## WHAT IS BEING ASKED
Find all the lines with "está" and gather them.

★ ★ ★ ★ ★

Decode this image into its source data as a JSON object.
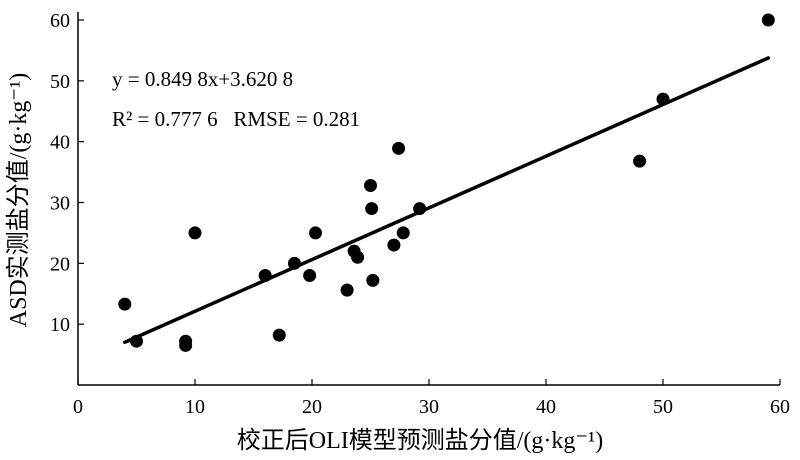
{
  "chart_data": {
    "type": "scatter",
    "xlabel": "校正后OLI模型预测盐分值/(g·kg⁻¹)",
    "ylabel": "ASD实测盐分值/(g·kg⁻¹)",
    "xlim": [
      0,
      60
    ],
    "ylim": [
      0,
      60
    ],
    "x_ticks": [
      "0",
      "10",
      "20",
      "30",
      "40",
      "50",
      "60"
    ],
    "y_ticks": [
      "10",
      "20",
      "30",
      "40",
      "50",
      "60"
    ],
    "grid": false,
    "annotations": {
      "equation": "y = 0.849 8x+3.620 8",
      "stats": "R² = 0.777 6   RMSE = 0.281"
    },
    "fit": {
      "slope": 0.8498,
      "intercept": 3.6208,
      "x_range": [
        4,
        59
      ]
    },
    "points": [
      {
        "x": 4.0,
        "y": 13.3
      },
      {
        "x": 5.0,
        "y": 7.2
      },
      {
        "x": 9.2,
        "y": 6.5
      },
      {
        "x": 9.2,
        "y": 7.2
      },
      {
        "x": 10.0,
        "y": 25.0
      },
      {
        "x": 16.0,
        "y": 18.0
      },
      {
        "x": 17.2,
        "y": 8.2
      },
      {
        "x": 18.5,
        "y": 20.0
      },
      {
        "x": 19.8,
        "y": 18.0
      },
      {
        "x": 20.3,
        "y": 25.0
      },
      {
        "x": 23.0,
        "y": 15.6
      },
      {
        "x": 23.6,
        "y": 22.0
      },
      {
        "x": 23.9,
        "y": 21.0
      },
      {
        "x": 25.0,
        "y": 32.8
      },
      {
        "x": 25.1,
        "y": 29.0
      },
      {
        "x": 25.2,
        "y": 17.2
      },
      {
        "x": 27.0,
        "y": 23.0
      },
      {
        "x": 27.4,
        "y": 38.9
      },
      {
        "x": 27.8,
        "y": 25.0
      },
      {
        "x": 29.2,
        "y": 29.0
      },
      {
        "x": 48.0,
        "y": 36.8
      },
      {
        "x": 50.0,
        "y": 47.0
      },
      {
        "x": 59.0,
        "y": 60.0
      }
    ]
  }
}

★ ★ ★ ★ ★

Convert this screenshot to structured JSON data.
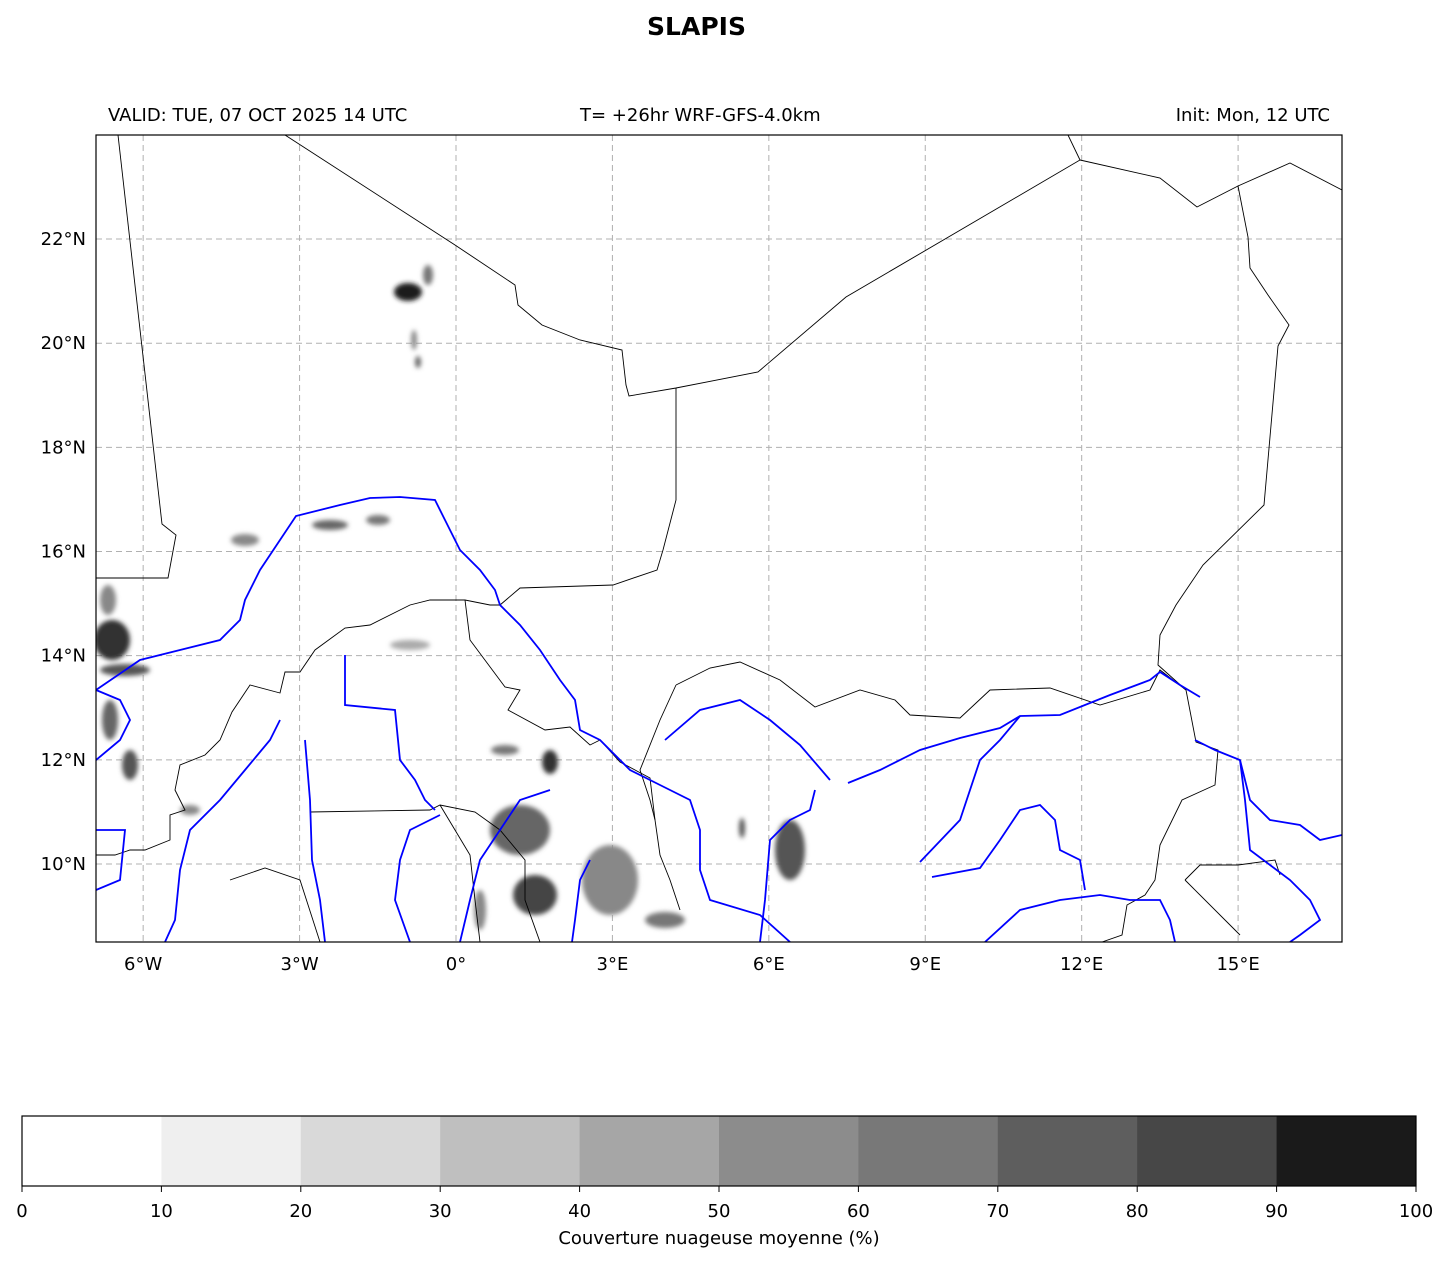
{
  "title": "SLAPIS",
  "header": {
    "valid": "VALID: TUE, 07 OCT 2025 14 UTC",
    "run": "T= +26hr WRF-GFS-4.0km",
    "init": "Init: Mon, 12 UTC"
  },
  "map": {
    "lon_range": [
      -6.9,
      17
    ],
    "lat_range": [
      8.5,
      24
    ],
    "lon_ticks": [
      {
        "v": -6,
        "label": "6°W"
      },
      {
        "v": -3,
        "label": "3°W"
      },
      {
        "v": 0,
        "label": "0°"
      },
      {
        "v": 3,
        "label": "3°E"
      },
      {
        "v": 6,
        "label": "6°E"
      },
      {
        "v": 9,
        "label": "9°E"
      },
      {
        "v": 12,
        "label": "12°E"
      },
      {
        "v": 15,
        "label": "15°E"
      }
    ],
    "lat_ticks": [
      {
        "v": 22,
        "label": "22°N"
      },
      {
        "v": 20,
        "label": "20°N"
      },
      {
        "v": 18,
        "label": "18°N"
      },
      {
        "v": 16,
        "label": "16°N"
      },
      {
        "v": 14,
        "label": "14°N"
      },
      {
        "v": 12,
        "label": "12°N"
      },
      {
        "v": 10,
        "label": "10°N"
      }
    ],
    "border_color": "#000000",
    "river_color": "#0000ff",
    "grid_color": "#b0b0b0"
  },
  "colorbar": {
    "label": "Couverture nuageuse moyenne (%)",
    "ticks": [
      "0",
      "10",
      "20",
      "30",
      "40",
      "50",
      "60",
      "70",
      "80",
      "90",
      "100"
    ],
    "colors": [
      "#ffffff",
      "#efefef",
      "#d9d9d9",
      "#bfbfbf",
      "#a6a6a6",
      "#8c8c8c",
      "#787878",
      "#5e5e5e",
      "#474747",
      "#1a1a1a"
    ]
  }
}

★ ★ ★ ★ ★

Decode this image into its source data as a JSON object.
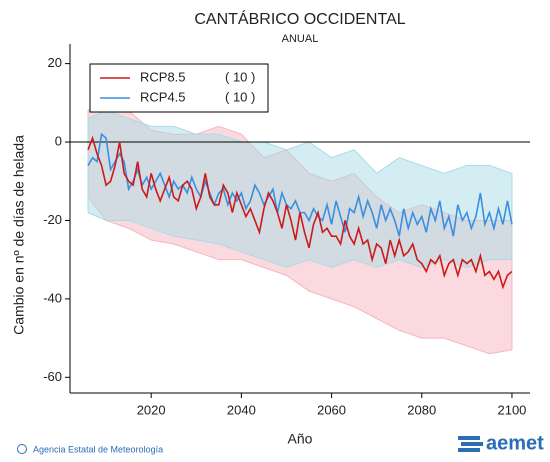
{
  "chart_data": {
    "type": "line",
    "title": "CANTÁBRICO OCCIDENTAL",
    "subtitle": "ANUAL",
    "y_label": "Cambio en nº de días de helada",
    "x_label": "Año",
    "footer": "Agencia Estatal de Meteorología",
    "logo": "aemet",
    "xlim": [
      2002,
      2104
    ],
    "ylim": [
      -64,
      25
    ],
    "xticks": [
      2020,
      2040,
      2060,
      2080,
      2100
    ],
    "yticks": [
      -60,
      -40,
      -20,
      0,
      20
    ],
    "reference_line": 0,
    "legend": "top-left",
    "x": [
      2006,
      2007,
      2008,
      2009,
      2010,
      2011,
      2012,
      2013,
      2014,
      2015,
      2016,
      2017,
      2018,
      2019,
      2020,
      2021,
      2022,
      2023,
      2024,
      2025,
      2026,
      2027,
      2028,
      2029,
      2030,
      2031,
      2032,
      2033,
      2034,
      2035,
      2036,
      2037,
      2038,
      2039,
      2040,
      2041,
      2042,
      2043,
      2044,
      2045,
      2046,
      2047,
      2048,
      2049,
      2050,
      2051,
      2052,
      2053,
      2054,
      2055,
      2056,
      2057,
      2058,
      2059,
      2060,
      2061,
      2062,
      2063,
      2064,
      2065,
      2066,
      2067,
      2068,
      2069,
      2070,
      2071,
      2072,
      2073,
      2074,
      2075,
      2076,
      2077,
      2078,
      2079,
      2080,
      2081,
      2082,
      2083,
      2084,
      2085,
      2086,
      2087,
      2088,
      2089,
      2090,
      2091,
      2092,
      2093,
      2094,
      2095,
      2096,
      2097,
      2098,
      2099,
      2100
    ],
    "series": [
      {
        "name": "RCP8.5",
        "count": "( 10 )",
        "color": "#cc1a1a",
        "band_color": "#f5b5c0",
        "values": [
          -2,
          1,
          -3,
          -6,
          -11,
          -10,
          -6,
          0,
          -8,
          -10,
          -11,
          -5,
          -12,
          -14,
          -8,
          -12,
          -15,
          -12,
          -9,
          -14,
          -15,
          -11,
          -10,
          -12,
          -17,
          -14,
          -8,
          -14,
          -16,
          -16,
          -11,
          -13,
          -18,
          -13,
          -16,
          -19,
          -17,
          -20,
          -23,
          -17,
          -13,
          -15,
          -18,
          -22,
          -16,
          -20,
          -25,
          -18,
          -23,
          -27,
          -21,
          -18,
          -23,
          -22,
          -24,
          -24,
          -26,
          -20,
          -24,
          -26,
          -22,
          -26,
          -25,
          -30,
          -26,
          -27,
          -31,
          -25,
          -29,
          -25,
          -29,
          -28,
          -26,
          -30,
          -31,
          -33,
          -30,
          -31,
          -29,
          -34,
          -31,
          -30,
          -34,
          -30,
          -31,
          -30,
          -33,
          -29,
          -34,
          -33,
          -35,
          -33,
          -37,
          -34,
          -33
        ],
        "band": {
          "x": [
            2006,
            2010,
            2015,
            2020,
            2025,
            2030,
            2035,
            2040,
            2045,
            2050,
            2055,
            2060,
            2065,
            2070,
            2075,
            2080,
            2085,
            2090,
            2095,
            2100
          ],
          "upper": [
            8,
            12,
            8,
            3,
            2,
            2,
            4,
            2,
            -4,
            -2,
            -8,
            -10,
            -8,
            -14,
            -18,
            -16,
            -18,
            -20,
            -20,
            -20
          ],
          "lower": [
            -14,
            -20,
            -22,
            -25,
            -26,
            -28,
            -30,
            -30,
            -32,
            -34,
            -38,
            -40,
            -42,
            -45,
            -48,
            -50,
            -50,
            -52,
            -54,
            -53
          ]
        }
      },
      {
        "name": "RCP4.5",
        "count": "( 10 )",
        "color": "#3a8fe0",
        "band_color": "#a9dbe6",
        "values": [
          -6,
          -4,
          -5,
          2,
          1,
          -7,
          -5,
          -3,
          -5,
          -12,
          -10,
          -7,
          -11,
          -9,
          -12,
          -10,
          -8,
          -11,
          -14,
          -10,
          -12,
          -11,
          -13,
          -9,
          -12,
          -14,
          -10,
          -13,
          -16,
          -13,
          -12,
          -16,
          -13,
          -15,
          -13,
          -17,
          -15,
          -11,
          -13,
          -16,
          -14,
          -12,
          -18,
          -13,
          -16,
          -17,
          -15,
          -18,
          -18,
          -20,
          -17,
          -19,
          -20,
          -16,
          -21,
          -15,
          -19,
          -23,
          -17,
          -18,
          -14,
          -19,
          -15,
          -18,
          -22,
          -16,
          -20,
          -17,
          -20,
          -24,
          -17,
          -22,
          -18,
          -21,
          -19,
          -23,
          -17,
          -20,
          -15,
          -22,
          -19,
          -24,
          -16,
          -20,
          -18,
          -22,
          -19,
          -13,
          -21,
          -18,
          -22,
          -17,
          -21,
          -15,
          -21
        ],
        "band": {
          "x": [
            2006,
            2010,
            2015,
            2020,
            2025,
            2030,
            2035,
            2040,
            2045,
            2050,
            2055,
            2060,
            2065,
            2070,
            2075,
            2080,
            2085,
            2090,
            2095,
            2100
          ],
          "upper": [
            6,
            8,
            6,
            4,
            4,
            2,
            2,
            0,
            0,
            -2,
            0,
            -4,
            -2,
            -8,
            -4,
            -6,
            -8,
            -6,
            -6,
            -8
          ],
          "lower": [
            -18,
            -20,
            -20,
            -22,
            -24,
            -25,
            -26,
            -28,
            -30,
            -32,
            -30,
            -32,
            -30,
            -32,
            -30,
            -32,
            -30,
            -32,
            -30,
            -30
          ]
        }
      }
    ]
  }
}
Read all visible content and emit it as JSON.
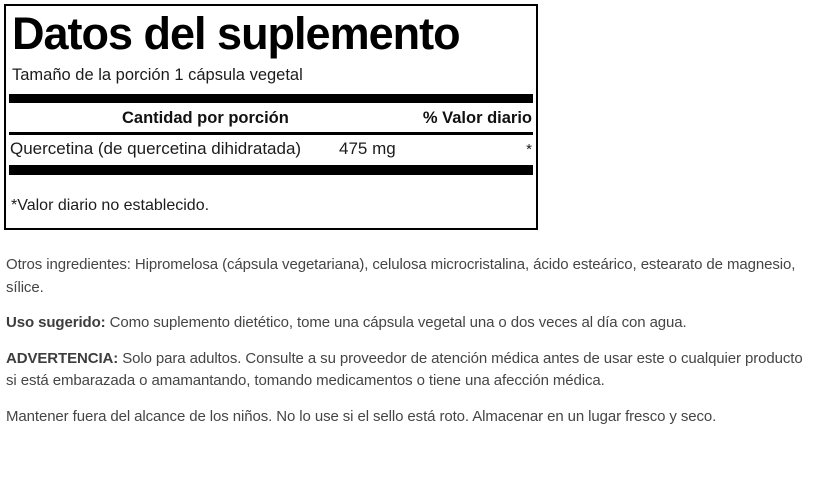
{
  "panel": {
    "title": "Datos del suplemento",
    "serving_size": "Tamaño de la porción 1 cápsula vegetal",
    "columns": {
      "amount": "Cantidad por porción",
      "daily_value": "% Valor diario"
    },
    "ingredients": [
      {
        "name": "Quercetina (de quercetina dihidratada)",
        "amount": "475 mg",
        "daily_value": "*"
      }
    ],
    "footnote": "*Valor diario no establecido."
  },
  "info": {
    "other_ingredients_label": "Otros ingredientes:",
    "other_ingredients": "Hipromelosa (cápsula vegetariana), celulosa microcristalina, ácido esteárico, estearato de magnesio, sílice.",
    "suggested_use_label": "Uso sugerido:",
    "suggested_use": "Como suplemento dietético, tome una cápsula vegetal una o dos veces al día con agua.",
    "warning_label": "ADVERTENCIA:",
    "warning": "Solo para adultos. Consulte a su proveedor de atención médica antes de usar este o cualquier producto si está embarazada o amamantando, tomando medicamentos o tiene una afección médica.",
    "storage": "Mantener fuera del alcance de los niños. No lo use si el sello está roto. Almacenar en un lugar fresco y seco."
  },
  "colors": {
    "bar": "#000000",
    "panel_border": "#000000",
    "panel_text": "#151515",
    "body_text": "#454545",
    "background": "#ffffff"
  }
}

★ ★ ★ ★ ★

## ANSWER TO THIS PROBLEM
    "warning": "Solo para adultos. Consulte a su proveedor de atención médica antes de usar este o cualquier producto si está embarazada o amamantando, tomando medicamentos o tiene una afección médica.",
    "storage": "Mantener fuera del alcance de los niños. No lo use si el sello está roto. Almacenar en un lugar fresco y seco."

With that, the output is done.